THE REQUEST. Pull every line holding the string "Items" from the records below.

↓↓↓

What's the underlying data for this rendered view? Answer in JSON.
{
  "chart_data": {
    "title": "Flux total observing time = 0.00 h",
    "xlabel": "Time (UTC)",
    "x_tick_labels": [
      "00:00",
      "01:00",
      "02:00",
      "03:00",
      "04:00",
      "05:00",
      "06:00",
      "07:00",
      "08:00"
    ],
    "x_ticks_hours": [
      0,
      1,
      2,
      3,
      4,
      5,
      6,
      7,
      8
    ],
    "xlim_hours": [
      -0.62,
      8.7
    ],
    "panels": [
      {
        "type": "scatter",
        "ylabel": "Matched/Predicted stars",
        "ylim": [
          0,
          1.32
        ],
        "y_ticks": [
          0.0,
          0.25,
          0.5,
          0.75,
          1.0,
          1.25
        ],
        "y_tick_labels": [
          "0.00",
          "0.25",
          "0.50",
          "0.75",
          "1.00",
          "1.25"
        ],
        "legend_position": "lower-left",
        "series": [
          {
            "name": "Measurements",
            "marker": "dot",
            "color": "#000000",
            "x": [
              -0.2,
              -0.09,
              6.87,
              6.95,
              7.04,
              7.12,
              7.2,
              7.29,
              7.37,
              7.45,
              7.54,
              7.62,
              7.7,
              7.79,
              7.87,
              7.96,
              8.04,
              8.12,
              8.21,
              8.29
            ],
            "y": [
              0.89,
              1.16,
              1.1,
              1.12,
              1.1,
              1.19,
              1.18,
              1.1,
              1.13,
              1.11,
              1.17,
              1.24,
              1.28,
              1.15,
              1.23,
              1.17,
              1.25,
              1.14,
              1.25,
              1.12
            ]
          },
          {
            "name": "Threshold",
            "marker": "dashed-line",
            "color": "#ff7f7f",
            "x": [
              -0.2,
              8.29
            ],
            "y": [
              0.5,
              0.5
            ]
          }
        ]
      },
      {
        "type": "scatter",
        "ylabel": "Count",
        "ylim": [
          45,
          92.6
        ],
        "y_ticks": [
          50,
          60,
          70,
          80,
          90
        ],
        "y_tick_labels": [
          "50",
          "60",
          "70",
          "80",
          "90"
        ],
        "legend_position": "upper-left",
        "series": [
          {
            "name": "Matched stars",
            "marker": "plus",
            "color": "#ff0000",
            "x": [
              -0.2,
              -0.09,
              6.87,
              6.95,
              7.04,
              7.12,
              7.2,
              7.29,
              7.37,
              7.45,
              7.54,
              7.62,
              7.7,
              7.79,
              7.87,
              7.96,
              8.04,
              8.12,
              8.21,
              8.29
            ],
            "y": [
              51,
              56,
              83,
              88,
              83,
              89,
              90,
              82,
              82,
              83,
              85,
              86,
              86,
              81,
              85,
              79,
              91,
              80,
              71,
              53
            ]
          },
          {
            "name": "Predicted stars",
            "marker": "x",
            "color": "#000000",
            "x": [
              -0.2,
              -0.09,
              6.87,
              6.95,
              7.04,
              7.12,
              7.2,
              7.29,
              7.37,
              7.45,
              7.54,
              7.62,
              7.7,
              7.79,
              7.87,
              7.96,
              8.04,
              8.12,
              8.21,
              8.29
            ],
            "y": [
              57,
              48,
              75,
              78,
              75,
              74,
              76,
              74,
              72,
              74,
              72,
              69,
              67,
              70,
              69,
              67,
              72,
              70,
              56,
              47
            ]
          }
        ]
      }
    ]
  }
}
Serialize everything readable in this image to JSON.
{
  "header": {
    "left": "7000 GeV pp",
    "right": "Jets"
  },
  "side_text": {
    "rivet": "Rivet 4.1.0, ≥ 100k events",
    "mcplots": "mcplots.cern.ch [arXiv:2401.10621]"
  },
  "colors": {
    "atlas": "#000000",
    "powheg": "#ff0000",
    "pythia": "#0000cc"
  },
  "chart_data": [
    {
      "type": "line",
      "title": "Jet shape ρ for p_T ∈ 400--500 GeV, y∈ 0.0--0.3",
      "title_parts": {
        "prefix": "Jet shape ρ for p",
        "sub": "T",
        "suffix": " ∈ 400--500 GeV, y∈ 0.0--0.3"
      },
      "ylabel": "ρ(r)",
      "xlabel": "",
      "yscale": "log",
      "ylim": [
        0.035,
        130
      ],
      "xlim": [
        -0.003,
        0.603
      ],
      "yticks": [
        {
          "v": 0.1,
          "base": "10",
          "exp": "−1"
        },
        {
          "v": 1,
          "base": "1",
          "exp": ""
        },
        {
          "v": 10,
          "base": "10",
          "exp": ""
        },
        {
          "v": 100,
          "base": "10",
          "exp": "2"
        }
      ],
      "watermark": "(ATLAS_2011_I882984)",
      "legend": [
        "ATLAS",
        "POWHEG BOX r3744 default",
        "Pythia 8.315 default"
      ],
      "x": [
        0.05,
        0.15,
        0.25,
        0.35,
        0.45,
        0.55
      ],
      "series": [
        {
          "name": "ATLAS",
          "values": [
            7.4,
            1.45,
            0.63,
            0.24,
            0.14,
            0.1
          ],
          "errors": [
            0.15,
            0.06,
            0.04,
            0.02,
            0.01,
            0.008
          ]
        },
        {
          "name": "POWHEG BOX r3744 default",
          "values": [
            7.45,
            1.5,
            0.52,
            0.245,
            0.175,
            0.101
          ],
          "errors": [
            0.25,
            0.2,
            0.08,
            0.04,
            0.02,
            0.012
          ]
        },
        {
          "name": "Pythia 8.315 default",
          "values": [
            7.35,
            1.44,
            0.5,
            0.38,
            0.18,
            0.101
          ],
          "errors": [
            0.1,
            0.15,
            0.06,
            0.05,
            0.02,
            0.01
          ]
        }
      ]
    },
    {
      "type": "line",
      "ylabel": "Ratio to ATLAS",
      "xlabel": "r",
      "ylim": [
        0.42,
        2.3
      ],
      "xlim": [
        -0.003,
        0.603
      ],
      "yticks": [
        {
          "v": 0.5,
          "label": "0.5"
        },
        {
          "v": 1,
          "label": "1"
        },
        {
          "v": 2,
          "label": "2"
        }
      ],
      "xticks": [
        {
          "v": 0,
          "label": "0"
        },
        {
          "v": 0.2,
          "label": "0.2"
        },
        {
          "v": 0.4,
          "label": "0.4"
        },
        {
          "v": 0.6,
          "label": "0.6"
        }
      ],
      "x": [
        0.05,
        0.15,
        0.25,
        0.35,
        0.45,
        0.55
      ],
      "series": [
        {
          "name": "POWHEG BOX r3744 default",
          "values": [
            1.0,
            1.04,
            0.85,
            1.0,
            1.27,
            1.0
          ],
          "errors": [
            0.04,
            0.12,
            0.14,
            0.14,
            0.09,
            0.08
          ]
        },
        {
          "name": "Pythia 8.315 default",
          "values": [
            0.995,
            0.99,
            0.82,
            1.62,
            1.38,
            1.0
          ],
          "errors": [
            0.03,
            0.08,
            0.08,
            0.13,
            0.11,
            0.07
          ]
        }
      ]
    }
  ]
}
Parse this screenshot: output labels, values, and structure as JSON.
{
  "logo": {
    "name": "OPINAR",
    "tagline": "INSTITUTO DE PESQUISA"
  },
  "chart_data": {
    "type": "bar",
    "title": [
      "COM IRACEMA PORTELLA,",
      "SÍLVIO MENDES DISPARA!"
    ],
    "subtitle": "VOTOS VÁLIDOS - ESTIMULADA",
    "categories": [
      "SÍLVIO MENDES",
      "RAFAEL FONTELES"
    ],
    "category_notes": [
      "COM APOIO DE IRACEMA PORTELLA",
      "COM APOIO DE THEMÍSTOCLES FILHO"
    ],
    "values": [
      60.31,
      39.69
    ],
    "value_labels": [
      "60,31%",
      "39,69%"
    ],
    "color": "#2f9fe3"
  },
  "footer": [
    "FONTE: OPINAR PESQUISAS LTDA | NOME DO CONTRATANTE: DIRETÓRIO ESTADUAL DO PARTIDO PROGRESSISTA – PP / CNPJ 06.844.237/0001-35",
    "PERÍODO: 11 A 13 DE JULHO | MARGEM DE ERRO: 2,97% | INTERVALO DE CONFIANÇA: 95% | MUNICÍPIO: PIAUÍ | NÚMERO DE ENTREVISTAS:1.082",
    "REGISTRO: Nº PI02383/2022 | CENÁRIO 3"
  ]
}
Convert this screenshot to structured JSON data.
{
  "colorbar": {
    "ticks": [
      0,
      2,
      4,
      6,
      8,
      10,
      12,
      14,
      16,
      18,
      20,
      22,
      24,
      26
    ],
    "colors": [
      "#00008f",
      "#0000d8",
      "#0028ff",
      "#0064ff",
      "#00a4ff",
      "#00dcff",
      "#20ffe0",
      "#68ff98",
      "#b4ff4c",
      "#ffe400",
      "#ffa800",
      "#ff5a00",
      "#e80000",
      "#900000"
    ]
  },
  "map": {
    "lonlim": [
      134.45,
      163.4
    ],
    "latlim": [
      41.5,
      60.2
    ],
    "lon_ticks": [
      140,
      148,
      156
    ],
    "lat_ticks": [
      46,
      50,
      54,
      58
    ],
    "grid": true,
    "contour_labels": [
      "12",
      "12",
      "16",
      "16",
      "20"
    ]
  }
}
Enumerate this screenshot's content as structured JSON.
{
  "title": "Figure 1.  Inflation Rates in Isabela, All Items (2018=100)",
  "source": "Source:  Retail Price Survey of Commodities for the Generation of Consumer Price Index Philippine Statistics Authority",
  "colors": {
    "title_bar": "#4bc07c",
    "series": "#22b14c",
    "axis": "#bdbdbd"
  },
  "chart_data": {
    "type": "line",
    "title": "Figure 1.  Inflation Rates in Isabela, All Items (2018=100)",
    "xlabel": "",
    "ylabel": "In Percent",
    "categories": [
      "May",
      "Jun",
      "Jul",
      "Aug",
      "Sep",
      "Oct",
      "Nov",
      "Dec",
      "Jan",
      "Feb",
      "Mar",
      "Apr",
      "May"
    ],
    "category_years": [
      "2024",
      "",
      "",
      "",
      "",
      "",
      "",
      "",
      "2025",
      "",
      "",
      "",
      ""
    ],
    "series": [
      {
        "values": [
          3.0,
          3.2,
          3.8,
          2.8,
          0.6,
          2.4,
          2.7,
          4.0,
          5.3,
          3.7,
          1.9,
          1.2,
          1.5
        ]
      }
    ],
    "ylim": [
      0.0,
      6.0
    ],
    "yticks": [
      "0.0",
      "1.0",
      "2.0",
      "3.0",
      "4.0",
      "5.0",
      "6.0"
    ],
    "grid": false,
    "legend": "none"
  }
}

↑↑↑

COMPLETED EXERCISE.
  "title": "Figure 1.  Inflation Rates in Isabela, All Items (2018=100)",
    "title": "Figure 1.  Inflation Rates in Isabela, All Items (2018=100)",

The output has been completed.